__Document excerpt__.
■ ■ ■
See `parameter_optimalization.ipynb`. We choose the following parameters:
- `max_depth = 1`
- `tree_method = 'hist'`
- `no feature scaling`

### XGBoost

$n=2$

In [None]:
def gridsearch(df: pd.DataFrame, random_state=1, also_random=True, max_depth=[1, 2]) -> pd.DataFrame:
  X = df.drop(columns='target').values
  y = df['target'].values
  
  param_grid=dict(max_depth=max_depth, scale_pos_weight=[sum(~y)/sum(y), 1])
  
  X_trainval, X_test, y_trainval, y_test = train_test_split(X, y, test_size=1/3, random_state=random_state)
  clf = XGBClassifier(random_state=random_state, tree_method='hist', n_jobs=6)
  gridsearch = GridSearchCV(
    clf, 
    param_grid=param_grid, 
    scoring='average_precision', 
    n_jobs=30,
    cv=StratifiedKFold(shuffle=True, random_state=random_state),
    return_train_score=True
  )
  
  if also_random: 
    gridsearch_random = copy.deepcopy(gridsearch)
    np.random.seed(random_state)
    y_random = copy.deepcopy(y_trainval)
    np.random.shuffle(y_random)
  
  gridsearch.fit(X_trainval, y_trainval)
■ ■ ■
Records from a collection
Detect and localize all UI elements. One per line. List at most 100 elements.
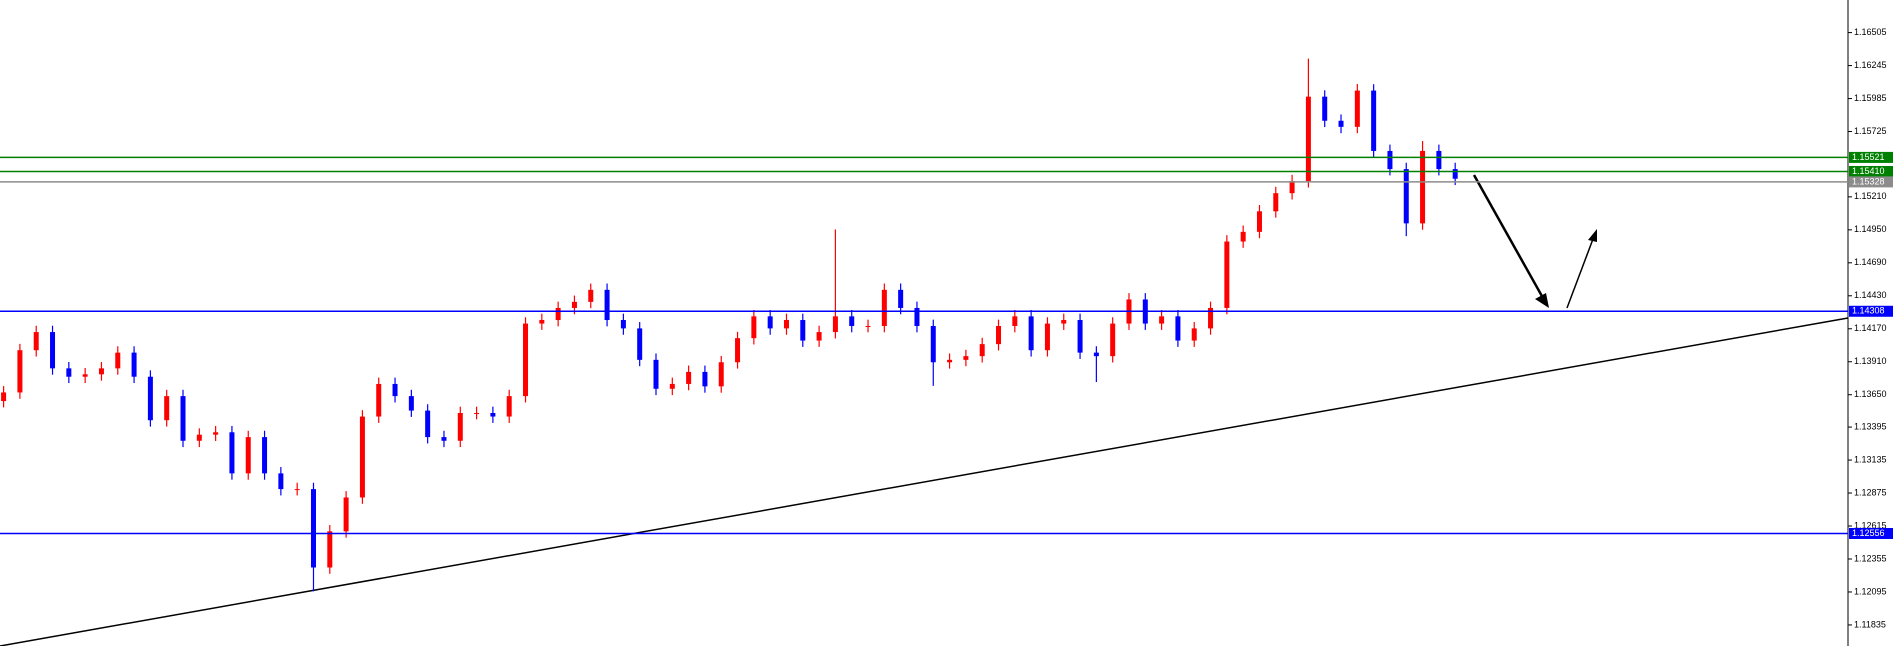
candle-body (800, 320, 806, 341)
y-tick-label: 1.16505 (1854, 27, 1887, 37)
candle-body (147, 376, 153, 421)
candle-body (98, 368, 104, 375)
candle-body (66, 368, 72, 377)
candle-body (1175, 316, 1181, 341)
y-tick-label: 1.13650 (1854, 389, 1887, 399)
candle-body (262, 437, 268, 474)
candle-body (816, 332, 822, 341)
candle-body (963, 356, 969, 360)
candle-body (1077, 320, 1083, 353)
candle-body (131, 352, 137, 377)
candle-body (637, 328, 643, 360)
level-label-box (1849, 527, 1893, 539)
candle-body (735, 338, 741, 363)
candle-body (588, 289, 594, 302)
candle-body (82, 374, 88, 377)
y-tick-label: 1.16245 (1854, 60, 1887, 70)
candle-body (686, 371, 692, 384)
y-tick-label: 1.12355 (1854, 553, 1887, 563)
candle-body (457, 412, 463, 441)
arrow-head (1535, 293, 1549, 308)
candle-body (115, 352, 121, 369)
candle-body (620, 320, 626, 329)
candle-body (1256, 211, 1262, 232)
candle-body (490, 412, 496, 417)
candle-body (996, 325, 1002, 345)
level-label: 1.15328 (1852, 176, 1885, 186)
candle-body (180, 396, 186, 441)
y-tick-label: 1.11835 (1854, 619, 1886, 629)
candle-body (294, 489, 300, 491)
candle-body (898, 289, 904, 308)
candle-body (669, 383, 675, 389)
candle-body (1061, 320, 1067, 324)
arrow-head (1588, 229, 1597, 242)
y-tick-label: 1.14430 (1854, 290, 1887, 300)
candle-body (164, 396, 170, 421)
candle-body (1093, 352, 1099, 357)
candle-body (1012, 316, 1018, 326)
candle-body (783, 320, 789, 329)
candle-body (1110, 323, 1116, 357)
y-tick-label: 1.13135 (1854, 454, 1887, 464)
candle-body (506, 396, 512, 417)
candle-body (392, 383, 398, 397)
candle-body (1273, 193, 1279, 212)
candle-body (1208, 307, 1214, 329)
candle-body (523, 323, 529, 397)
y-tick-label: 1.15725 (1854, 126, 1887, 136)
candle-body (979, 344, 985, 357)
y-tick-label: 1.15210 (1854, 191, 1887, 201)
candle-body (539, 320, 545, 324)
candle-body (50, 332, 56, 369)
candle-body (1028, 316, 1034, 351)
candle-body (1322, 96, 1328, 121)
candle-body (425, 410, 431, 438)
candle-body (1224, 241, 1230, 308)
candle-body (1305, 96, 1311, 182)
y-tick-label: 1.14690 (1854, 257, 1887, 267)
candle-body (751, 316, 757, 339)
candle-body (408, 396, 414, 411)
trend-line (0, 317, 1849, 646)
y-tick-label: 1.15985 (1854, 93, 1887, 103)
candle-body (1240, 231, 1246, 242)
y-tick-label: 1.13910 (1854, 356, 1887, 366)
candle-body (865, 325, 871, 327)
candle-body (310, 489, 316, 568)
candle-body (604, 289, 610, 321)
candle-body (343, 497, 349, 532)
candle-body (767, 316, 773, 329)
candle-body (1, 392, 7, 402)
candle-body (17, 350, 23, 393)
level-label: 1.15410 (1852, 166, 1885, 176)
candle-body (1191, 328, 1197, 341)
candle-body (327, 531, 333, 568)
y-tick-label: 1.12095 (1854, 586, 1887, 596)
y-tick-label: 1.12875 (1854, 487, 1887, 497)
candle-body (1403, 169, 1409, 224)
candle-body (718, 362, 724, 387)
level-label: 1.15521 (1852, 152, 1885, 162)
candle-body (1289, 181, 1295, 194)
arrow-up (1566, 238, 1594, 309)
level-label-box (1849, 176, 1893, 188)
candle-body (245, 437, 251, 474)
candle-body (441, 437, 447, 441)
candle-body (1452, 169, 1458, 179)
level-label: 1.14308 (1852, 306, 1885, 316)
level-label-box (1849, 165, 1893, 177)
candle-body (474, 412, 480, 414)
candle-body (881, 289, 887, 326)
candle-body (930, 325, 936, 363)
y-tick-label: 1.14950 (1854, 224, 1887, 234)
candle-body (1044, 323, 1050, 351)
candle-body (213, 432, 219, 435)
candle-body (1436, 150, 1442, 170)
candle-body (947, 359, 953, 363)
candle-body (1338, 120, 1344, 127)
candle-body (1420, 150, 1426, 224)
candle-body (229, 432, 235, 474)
■ ■ ■
__Work to complete__.
1. Reproduce word for word the stretch of the XGBoost notebook excerpt from "### XGBoost" through "y, test_size=1/3, random_state=random_state)".
2. In the XGBoost notebook excerpt, which scoring metric does the grid search use?

__Solved tasks__.
1.
### XGBoost

$n=2$

In [None]:
def gridsearch(df: pd.DataFrame, random_state=1, also_random=True, max_depth=[1, 2]) -> pd.DataFrame:
  X = df.drop(columns='target').values
  y = df['target'].values
  
  param_grid=dict(max_depth=max_depth, scale_pos_weight=[sum(~y)/sum(y), 1])
  
  X_trainval, X_test, y_trainval, y_test = train_test_split(X, y, test_size=1/3, random_state=random_state)

2. 'average_precision'